* [Exercise objective] Your copy of the material below should match it exactly, except that it holds no pictures.

* [Dataset]
_ _ _

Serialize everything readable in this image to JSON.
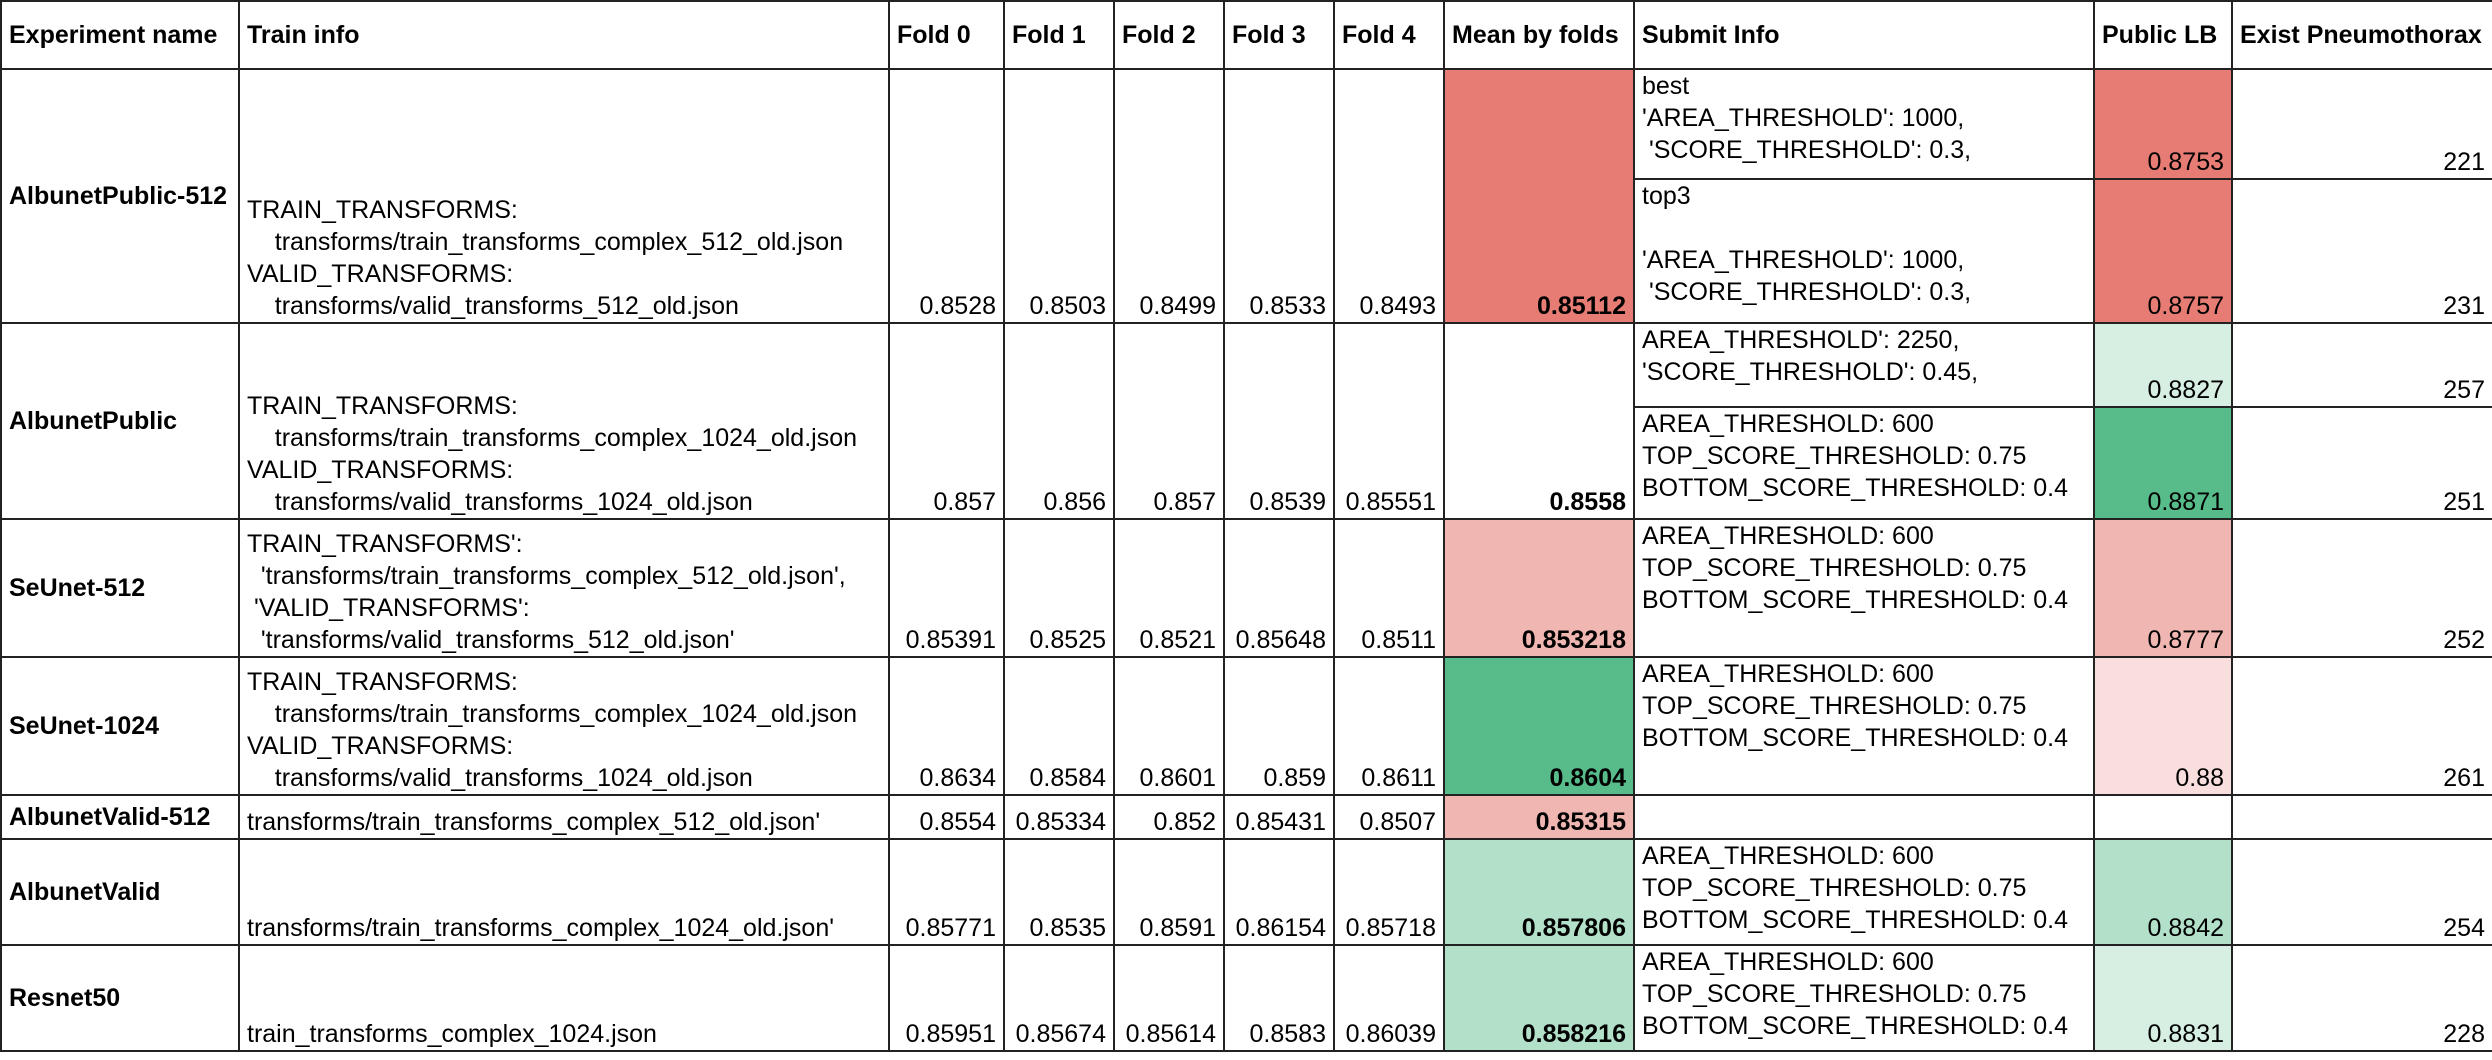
{
  "colors": {
    "red_strong": "#e67c73",
    "red_mid": "#ed9e98",
    "red_light": "#f0b7b2",
    "red_faint": "#f8dedc",
    "green_strong": "#57bb8a",
    "green_mid": "#b2e0c9",
    "green_light": "#d6efe2"
  },
  "headers": [
    "Experiment name",
    "Train info",
    "Fold 0",
    "Fold 1",
    "Fold 2",
    "Fold 3",
    "Fold 4",
    "Mean by folds",
    "Submit Info",
    "Public LB",
    "Exist Pneumothorax"
  ],
  "rows": [
    {
      "name": "AlbunetPublic-512",
      "train": "TRAIN_TRANSFORMS:\n    transforms/train_transforms_complex_512_old.json\nVALID_TRANSFORMS:\n    transforms/valid_transforms_512_old.json",
      "folds": [
        "0.8528",
        "0.8503",
        "0.8499",
        "0.8533",
        "0.8493"
      ],
      "mean": "0.85112",
      "mean_color": "red_strong",
      "submits": [
        {
          "info": "best\n'AREA_THRESHOLD': 1000,\n 'SCORE_THRESHOLD': 0.3,",
          "lb": "0.8753",
          "lb_color": "red_strong",
          "exist": "221"
        },
        {
          "info": "top3\n\n'AREA_THRESHOLD': 1000,\n 'SCORE_THRESHOLD': 0.3,",
          "lb": "0.8757",
          "lb_color": "red_strong",
          "exist": "231"
        }
      ]
    },
    {
      "name": "AlbunetPublic",
      "train": "TRAIN_TRANSFORMS:\n    transforms/train_transforms_complex_1024_old.json\nVALID_TRANSFORMS:\n    transforms/valid_transforms_1024_old.json",
      "folds": [
        "0.857",
        "0.856",
        "0.857",
        "0.8539",
        "0.85551"
      ],
      "mean": "0.8558",
      "mean_color": "",
      "submits": [
        {
          "info": "AREA_THRESHOLD': 2250,\n'SCORE_THRESHOLD': 0.45,",
          "lb": "0.8827",
          "lb_color": "green_light",
          "exist": "257"
        },
        {
          "info": "AREA_THRESHOLD: 600\nTOP_SCORE_THRESHOLD: 0.75\nBOTTOM_SCORE_THRESHOLD: 0.4",
          "lb": "0.8871",
          "lb_color": "green_strong",
          "exist": "251"
        }
      ]
    },
    {
      "name": "SeUnet-512",
      "train": "TRAIN_TRANSFORMS':\n  'transforms/train_transforms_complex_512_old.json',\n 'VALID_TRANSFORMS':\n  'transforms/valid_transforms_512_old.json'",
      "folds": [
        "0.85391",
        "0.8525",
        "0.8521",
        "0.85648",
        "0.8511"
      ],
      "mean": "0.853218",
      "mean_color": "red_light",
      "submits": [
        {
          "info": "AREA_THRESHOLD: 600\nTOP_SCORE_THRESHOLD: 0.75\nBOTTOM_SCORE_THRESHOLD: 0.4",
          "lb": "0.8777",
          "lb_color": "red_light",
          "exist": "252"
        }
      ]
    },
    {
      "name": "SeUnet-1024",
      "train": "TRAIN_TRANSFORMS:\n    transforms/train_transforms_complex_1024_old.json\nVALID_TRANSFORMS:\n    transforms/valid_transforms_1024_old.json",
      "folds": [
        "0.8634",
        "0.8584",
        "0.8601",
        "0.859",
        "0.8611"
      ],
      "mean": "0.8604",
      "mean_color": "green_strong",
      "submits": [
        {
          "info": "AREA_THRESHOLD: 600\nTOP_SCORE_THRESHOLD: 0.75\nBOTTOM_SCORE_THRESHOLD: 0.4",
          "lb": "0.88",
          "lb_color": "red_faint",
          "exist": "261"
        }
      ]
    },
    {
      "name": "AlbunetValid-512",
      "train": "transforms/train_transforms_complex_512_old.json'",
      "folds": [
        "0.8554",
        "0.85334",
        "0.852",
        "0.85431",
        "0.8507"
      ],
      "mean": "0.85315",
      "mean_color": "red_light",
      "submits": [
        {
          "info": "",
          "lb": "",
          "lb_color": "",
          "exist": ""
        }
      ]
    },
    {
      "name": "AlbunetValid",
      "train": "transforms/train_transforms_complex_1024_old.json'",
      "folds": [
        "0.85771",
        "0.8535",
        "0.8591",
        "0.86154",
        "0.85718"
      ],
      "mean": "0.857806",
      "mean_color": "green_mid",
      "submits": [
        {
          "info": "AREA_THRESHOLD: 600\nTOP_SCORE_THRESHOLD: 0.75\nBOTTOM_SCORE_THRESHOLD: 0.4",
          "lb": "0.8842",
          "lb_color": "green_mid",
          "exist": "254"
        }
      ]
    },
    {
      "name": "Resnet50",
      "train": "train_transforms_complex_1024.json",
      "folds": [
        "0.85951",
        "0.85674",
        "0.85614",
        "0.8583",
        "0.86039"
      ],
      "mean": "0.858216",
      "mean_color": "green_mid",
      "submits": [
        {
          "info": "AREA_THRESHOLD: 600\nTOP_SCORE_THRESHOLD: 0.75\nBOTTOM_SCORE_THRESHOLD: 0.4",
          "lb": "0.8831",
          "lb_color": "green_light",
          "exist": "228"
        }
      ]
    }
  ]
}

_ _ _

* [Complete output]
Serialize everything readable in this image to JSON.
{
  "colors": {
    "red_strong": "#e67c73",
    "red_mid": "#ed9e98",
    "red_light": "#f0b7b2",
    "red_faint": "#f8dedc",
    "green_strong": "#57bb8a",
    "green_mid": "#b2e0c9",
    "green_light": "#d6efe2"
  },
  "headers": [
    "Experiment name",
    "Train info",
    "Fold 0",
    "Fold 1",
    "Fold 2",
    "Fold 3",
    "Fold 4",
    "Mean by folds",
    "Submit Info",
    "Public LB",
    "Exist Pneumothorax"
  ],
  "rows": [
    {
      "name": "AlbunetPublic-512",
      "train": "TRAIN_TRANSFORMS:\n    transforms/train_transforms_complex_512_old.json\nVALID_TRANSFORMS:\n    transforms/valid_transforms_512_old.json",
      "folds": [
        "0.8528",
        "0.8503",
        "0.8499",
        "0.8533",
        "0.8493"
      ],
      "mean": "0.85112",
      "mean_color": "red_strong",
      "submits": [
        {
          "info": "best\n'AREA_THRESHOLD': 1000,\n 'SCORE_THRESHOLD': 0.3,",
          "lb": "0.8753",
          "lb_color": "red_strong",
          "exist": "221"
        },
        {
          "info": "top3\n\n'AREA_THRESHOLD': 1000,\n 'SCORE_THRESHOLD': 0.3,",
          "lb": "0.8757",
          "lb_color": "red_strong",
          "exist": "231"
        }
      ]
    },
    {
      "name": "AlbunetPublic",
      "train": "TRAIN_TRANSFORMS:\n    transforms/train_transforms_complex_1024_old.json\nVALID_TRANSFORMS:\n    transforms/valid_transforms_1024_old.json",
      "folds": [
        "0.857",
        "0.856",
        "0.857",
        "0.8539",
        "0.85551"
      ],
      "mean": "0.8558",
      "mean_color": "",
      "submits": [
        {
          "info": "AREA_THRESHOLD': 2250,\n'SCORE_THRESHOLD': 0.45,",
          "lb": "0.8827",
          "lb_color": "green_light",
          "exist": "257"
        },
        {
          "info": "AREA_THRESHOLD: 600\nTOP_SCORE_THRESHOLD: 0.75\nBOTTOM_SCORE_THRESHOLD: 0.4",
          "lb": "0.8871",
          "lb_color": "green_strong",
          "exist": "251"
        }
      ]
    },
    {
      "name": "SeUnet-512",
      "train": "TRAIN_TRANSFORMS':\n  'transforms/train_transforms_complex_512_old.json',\n 'VALID_TRANSFORMS':\n  'transforms/valid_transforms_512_old.json'",
      "folds": [
        "0.85391",
        "0.8525",
        "0.8521",
        "0.85648",
        "0.8511"
      ],
      "mean": "0.853218",
      "mean_color": "red_light",
      "submits": [
        {
          "info": "AREA_THRESHOLD: 600\nTOP_SCORE_THRESHOLD: 0.75\nBOTTOM_SCORE_THRESHOLD: 0.4",
          "lb": "0.8777",
          "lb_color": "red_light",
          "exist": "252"
        }
      ]
    },
    {
      "name": "SeUnet-1024",
      "train": "TRAIN_TRANSFORMS:\n    transforms/train_transforms_complex_1024_old.json\nVALID_TRANSFORMS:\n    transforms/valid_transforms_1024_old.json",
      "folds": [
        "0.8634",
        "0.8584",
        "0.8601",
        "0.859",
        "0.8611"
      ],
      "mean": "0.8604",
      "mean_color": "green_strong",
      "submits": [
        {
          "info": "AREA_THRESHOLD: 600\nTOP_SCORE_THRESHOLD: 0.75\nBOTTOM_SCORE_THRESHOLD: 0.4",
          "lb": "0.88",
          "lb_color": "red_faint",
          "exist": "261"
        }
      ]
    },
    {
      "name": "AlbunetValid-512",
      "train": "transforms/train_transforms_complex_512_old.json'",
      "folds": [
        "0.8554",
        "0.85334",
        "0.852",
        "0.85431",
        "0.8507"
      ],
      "mean": "0.85315",
      "mean_color": "red_light",
      "submits": [
        {
          "info": "",
          "lb": "",
          "lb_color": "",
          "exist": ""
        }
      ]
    },
    {
      "name": "AlbunetValid",
      "train": "transforms/train_transforms_complex_1024_old.json'",
      "folds": [
        "0.85771",
        "0.8535",
        "0.8591",
        "0.86154",
        "0.85718"
      ],
      "mean": "0.857806",
      "mean_color": "green_mid",
      "submits": [
        {
          "info": "AREA_THRESHOLD: 600\nTOP_SCORE_THRESHOLD: 0.75\nBOTTOM_SCORE_THRESHOLD: 0.4",
          "lb": "0.8842",
          "lb_color": "green_mid",
          "exist": "254"
        }
      ]
    },
    {
      "name": "Resnet50",
      "train": "train_transforms_complex_1024.json",
      "folds": [
        "0.85951",
        "0.85674",
        "0.85614",
        "0.8583",
        "0.86039"
      ],
      "mean": "0.858216",
      "mean_color": "green_mid",
      "submits": [
        {
          "info": "AREA_THRESHOLD: 600\nTOP_SCORE_THRESHOLD: 0.75\nBOTTOM_SCORE_THRESHOLD: 0.4",
          "lb": "0.8831",
          "lb_color": "green_light",
          "exist": "228"
        }
      ]
    }
  ]
}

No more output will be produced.